Extract the line that contains "What data was" and every line after it to the end of the records below, exactly as written and nothing else.
-------- Data shown --------
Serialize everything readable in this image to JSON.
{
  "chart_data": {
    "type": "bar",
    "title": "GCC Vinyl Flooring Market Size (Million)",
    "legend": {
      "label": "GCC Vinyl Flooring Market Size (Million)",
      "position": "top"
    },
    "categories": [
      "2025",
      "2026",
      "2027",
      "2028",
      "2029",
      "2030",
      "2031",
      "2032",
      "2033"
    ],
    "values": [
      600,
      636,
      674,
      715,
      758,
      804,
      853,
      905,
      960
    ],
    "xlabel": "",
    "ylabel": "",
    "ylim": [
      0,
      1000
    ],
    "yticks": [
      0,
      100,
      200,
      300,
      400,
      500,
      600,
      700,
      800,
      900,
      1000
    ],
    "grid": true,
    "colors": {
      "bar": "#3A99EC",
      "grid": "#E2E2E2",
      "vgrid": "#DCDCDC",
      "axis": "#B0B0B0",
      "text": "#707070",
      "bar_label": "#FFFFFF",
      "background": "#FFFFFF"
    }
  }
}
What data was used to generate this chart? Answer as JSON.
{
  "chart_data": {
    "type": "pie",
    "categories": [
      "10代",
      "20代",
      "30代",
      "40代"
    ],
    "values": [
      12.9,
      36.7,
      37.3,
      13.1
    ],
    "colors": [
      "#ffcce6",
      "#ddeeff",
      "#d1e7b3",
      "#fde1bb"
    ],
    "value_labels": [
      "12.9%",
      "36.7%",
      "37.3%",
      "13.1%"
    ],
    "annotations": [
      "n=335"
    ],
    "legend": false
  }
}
--------
* Task solution:
What data was used to generate this chart? Answer as JSON.
{
  "chart_data": {
    "type": "pie",
    "categories": [
      "10代",
      "20代",
      "30代",
      "40代"
    ],
    "values": [
      12.9,
      36.7,
      37.3,
      13.1
    ],
    "colors": [
      "#ffcce6",
      "#ddeeff",
      "#d1e7b3",
      "#fde1bb"
    ],
    "value_labels": [
      "12.9%",
      "36.7%",
      "37.3%",
      "13.1%"
    ],
    "annotations": [
      "n=335"
    ],
    "legend": false
  }
}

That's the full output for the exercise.